### TEXTE À LIRE
....................
L’année 1991 a également été marquée par un tournant majeur, avec le premier accord de désarmement nucléaire stratégique : le traité START I (« Strategic arm reduction talks »). Ce dernier, entré en vigueur de 1994 à 2009, a limité l’arsenal stratégique ([20]) des deux grands à 1 600 vecteurs et 6 000 têtes nucléaires. Il a été complété par le traité SORT (« Strategic offensive arms reduction treaty ») signé en 2002, qui prévoyait un plafond de 1 700 à 2 200 têtes nucléaires déployées par chacune des parties ([21]). Enfin, le traité New START, signé en 2010, est entré en vigueur en 2011 pour dix ans. Il limite le nombre de têtes nucléaires déployées à 1 550 et le nombre de vecteurs déployés à 700. Prolongé en 2021 pour cinq ans, ce traité prendra fin le 5 février 2026.

Alors que les arsenaux nucléaires américain et soviétique cumulés dépassaient les 60 000 armes dans les années 1980, ces traités ont permis de considérablement les réduire.

Ces avancées bilatérales ont été complétées par des accords multilatéraux qui, en imposant des contraintes complémentaires dans des domaines différents, ont contribué à réduire les arsenaux nucléaires mondiaux. C’est le cas des instruments de lutte contre la prolifération nucléaire, dont la pierre angulaire est le traité sur la non-prolifération des armes nucléaires (TNP) ([22]), ouvert à la signature en 1968 et entré en vigueur en 1970. Ce traité à vocation universelle cherche à limiter le nombre d’États possédant l’arme nucléaire. Il reconnaît cinq États dotés ([23]) et instaure un système de garanties exigeant, décliné par l’Agence internationale de l’énergie atomique (AIEA), et comprenant des inspections locales.

En complément, un traité d’interdiction complète des essais nucléaires (TICE) a été ouvert à la signature en 1996 mais n’a pas encore obtenu toutes les ratifications nécessaires à son entrée en vigueur. Une organisation est néanmoins en place pour assurer son respect, l’OTICE. De plus, les cinq États dotés ont adopté un moratoire sur les essais nucléaires.

b.   Sur le plan conventionnel

En Europe, aux États-Unis et en Russie, le désarmement conventionnel a découlé de la régionalisation de la sécurité collective confiée à la Conférence sur la sécurité et la coopération en Europe (CSCE), créée en 1975 et qui permettait d’héberger des discussions entre les pays du Pacte de Varsovie et de l’Alliance Atlantique. En 1995, la CSCE est devenue l’Organisation pour la sécurité et la coopération en Europe (OSCE), dont le siège se situe à Vienne.
....................
### DONNÉES
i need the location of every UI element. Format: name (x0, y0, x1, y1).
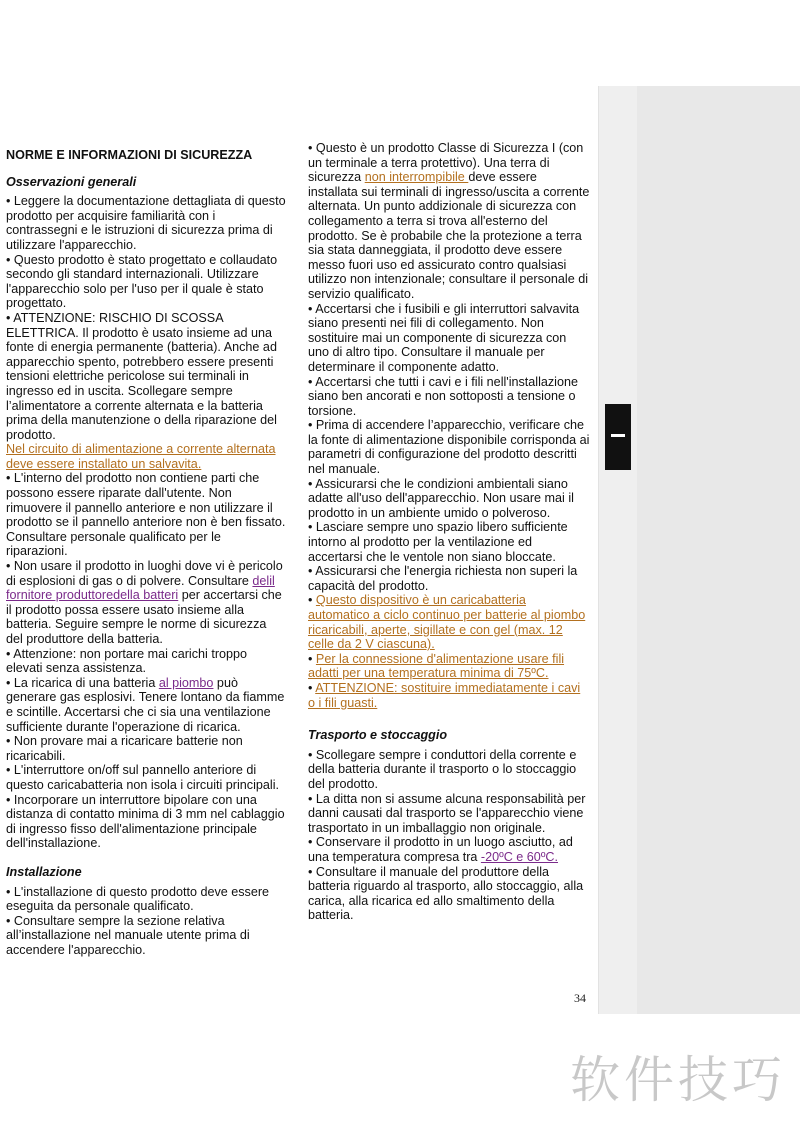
....................
### OBJECTIF DE L'EXERCICE
Reproduisez à l'identique l'extrait du texte sur le désarmement qui commence à « L’année 1991 a » et se termine à « le 5 février 2026. ». Ces données proviennent d'une source distincte du texte sur le désarmement.

### LA RÉPONSE
L’année 1991 a également été marquée par un tournant majeur, avec le premier accord de désarmement nucléaire stratégique : le traité START I (« Strategic arm reduction talks »). Ce dernier, entré en vigueur de 1994 à 2009, a limité l’arsenal stratégique ([20]) des deux grands à 1 600 vecteurs et 6 000 têtes nucléaires. Il a été complété par le traité SORT (« Strategic offensive arms reduction treaty ») signé en 2002, qui prévoyait un plafond de 1 700 à 2 200 têtes nucléaires déployées par chacune des parties ([21]). Enfin, le traité New START, signé en 2010, est entré en vigueur en 2011 pour dix ans. Il limite le nombre de têtes nucléaires déployées à 1 550 et le nombre de vecteurs déployés à 700. Prolongé en 2021 pour cinq ans, ce traité prendra fin le 5 février 2026.